> BRIEF
Copy all lines holding the word "лечения" from the entries.

> DATA FOR THE TASK
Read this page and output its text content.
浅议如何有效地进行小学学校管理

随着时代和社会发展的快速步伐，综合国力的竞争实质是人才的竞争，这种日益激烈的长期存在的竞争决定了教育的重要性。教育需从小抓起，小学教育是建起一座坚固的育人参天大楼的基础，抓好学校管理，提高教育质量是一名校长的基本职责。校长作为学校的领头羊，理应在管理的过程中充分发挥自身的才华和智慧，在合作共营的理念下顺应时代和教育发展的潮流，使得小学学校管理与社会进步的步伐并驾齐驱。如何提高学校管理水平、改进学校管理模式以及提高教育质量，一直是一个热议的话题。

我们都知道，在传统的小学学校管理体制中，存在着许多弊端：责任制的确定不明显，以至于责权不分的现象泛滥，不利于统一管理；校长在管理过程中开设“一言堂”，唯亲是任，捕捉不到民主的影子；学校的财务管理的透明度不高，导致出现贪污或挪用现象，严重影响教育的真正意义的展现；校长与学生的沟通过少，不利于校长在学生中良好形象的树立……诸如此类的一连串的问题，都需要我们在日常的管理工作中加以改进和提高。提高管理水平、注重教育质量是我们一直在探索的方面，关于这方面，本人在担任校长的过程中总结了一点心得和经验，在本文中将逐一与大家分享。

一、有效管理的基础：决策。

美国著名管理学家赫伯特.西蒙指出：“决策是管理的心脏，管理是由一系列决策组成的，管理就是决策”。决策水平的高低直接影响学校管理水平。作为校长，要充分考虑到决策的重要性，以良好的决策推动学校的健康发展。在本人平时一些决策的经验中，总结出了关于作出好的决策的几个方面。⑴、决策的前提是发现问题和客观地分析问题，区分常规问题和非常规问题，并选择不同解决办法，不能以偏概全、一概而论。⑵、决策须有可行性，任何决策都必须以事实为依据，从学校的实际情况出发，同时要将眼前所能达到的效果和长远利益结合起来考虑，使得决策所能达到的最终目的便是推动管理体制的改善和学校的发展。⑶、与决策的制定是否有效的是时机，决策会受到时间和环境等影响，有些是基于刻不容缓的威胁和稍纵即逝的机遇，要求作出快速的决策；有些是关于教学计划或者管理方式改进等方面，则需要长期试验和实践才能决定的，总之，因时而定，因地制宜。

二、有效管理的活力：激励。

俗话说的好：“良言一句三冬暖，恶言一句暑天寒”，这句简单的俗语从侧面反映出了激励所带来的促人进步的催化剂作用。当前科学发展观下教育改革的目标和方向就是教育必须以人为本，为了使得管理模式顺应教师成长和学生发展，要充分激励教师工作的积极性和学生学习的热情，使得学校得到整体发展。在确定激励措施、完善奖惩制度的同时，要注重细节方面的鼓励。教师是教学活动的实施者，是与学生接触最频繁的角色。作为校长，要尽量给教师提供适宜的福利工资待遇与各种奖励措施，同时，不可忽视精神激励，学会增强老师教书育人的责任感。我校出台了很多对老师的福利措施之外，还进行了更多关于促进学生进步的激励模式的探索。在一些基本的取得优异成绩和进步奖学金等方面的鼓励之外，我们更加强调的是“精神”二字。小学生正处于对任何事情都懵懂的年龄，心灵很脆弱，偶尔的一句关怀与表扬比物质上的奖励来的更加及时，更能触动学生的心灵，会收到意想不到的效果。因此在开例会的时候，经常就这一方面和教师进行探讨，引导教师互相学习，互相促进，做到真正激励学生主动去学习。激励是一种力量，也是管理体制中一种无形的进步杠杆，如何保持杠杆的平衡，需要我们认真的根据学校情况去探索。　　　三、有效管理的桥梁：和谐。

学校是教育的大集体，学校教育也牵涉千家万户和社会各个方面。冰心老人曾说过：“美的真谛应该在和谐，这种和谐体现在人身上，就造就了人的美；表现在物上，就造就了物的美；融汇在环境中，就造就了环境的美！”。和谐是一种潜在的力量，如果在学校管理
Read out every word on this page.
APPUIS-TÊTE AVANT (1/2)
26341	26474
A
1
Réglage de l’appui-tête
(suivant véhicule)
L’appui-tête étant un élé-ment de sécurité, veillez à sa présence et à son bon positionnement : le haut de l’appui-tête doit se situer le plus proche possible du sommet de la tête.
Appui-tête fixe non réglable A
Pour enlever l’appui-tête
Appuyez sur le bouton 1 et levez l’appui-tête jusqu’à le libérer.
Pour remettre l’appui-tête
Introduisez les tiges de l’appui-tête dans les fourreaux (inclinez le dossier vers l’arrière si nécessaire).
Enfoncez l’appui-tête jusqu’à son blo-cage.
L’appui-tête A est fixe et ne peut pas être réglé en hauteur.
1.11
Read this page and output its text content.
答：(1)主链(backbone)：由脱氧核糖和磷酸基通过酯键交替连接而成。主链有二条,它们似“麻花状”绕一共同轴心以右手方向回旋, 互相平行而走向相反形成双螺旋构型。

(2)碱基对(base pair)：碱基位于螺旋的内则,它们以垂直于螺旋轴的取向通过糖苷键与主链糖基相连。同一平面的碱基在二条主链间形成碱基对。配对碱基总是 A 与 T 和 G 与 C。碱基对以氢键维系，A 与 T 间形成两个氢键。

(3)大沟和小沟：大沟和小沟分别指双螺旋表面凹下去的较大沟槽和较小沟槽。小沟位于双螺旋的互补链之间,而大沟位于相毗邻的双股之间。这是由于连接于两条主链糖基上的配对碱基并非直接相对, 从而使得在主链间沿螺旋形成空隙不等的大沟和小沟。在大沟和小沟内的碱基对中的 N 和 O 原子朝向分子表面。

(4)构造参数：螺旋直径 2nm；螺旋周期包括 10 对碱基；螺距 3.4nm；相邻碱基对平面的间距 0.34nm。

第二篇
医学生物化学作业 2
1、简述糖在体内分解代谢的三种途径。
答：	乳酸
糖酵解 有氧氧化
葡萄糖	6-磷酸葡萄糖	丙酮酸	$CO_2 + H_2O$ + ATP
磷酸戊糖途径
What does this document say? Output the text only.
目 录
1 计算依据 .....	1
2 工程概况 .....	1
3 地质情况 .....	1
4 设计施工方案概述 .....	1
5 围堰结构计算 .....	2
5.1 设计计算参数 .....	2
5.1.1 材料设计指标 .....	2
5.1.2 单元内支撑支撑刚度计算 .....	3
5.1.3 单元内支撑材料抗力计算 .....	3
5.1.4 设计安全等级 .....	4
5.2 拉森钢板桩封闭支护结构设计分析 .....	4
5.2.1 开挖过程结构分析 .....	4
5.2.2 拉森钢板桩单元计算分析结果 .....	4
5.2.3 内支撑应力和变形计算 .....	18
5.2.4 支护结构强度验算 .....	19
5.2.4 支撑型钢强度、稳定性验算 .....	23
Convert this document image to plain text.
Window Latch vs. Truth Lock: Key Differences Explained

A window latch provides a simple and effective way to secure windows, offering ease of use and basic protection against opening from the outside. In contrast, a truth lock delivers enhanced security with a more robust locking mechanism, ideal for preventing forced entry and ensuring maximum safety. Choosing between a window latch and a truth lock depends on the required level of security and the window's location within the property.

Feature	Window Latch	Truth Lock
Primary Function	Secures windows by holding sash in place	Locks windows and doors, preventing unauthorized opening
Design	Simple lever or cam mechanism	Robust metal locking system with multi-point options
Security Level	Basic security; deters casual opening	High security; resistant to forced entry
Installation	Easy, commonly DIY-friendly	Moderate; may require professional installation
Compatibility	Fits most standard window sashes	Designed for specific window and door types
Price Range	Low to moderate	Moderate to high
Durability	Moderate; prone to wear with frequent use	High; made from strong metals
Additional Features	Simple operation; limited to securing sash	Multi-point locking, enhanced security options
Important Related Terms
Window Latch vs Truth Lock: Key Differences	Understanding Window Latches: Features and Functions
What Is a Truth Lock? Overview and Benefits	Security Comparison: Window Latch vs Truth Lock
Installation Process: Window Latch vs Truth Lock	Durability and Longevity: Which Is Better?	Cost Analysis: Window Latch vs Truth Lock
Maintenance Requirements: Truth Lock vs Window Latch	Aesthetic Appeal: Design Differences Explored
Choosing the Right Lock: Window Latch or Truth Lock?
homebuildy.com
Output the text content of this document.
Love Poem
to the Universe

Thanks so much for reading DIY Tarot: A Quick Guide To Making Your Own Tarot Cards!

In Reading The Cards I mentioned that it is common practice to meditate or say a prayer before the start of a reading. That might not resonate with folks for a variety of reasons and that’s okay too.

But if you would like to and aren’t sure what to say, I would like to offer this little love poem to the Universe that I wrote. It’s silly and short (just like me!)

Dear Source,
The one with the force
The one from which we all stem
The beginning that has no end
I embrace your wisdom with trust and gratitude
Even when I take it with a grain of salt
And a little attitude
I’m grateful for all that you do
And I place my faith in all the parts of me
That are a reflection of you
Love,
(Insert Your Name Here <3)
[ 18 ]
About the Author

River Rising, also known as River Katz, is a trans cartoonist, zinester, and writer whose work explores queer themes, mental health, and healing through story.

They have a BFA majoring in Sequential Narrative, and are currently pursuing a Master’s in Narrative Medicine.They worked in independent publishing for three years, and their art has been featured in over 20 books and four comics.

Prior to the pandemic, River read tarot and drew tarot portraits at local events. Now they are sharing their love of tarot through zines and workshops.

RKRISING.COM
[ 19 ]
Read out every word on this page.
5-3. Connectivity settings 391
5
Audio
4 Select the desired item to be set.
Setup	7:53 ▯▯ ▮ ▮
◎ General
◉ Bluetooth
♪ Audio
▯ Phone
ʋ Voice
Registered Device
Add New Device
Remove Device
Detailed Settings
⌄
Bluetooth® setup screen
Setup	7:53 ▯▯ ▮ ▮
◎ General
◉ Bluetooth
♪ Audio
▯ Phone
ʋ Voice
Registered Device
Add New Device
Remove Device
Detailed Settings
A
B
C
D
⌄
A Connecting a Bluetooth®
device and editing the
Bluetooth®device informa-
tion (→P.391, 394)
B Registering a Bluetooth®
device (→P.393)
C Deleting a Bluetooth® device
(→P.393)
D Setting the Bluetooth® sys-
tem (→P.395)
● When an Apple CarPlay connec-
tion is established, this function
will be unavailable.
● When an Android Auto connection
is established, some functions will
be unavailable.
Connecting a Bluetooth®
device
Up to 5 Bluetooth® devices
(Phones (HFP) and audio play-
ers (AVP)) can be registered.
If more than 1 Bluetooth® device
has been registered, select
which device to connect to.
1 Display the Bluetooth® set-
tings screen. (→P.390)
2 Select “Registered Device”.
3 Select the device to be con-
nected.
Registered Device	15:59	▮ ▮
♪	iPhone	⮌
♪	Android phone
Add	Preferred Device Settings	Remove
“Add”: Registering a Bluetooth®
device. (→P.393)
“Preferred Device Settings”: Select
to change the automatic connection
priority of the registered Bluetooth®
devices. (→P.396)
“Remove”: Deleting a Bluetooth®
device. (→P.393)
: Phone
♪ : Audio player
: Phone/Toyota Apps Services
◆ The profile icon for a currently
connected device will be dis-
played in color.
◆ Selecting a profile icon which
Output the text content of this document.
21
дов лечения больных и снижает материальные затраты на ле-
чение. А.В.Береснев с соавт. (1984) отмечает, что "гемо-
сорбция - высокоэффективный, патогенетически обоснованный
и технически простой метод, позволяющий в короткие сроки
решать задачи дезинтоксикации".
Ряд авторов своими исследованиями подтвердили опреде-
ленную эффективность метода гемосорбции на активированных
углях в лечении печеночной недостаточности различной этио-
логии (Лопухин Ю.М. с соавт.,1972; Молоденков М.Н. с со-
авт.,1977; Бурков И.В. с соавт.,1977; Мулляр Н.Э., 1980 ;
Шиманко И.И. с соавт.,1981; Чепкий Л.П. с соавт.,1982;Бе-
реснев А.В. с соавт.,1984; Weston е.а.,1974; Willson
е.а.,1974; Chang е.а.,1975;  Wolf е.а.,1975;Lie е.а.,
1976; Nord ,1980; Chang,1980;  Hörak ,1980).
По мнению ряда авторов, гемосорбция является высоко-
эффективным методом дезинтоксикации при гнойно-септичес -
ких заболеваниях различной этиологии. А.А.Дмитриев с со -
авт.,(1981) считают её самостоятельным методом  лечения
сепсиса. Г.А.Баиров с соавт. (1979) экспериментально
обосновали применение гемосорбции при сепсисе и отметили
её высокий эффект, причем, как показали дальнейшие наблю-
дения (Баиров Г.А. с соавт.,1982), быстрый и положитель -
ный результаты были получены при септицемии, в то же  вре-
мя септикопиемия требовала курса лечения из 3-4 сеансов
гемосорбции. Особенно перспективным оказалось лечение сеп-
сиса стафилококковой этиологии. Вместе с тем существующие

> FULL ANSWER
дов лечения больных и снижает материальные затраты на ле-
авт.,(1981) считают её самостоятельным методом  лечения
мя септикопиемия требовала курса лечения из 3-4 сеансов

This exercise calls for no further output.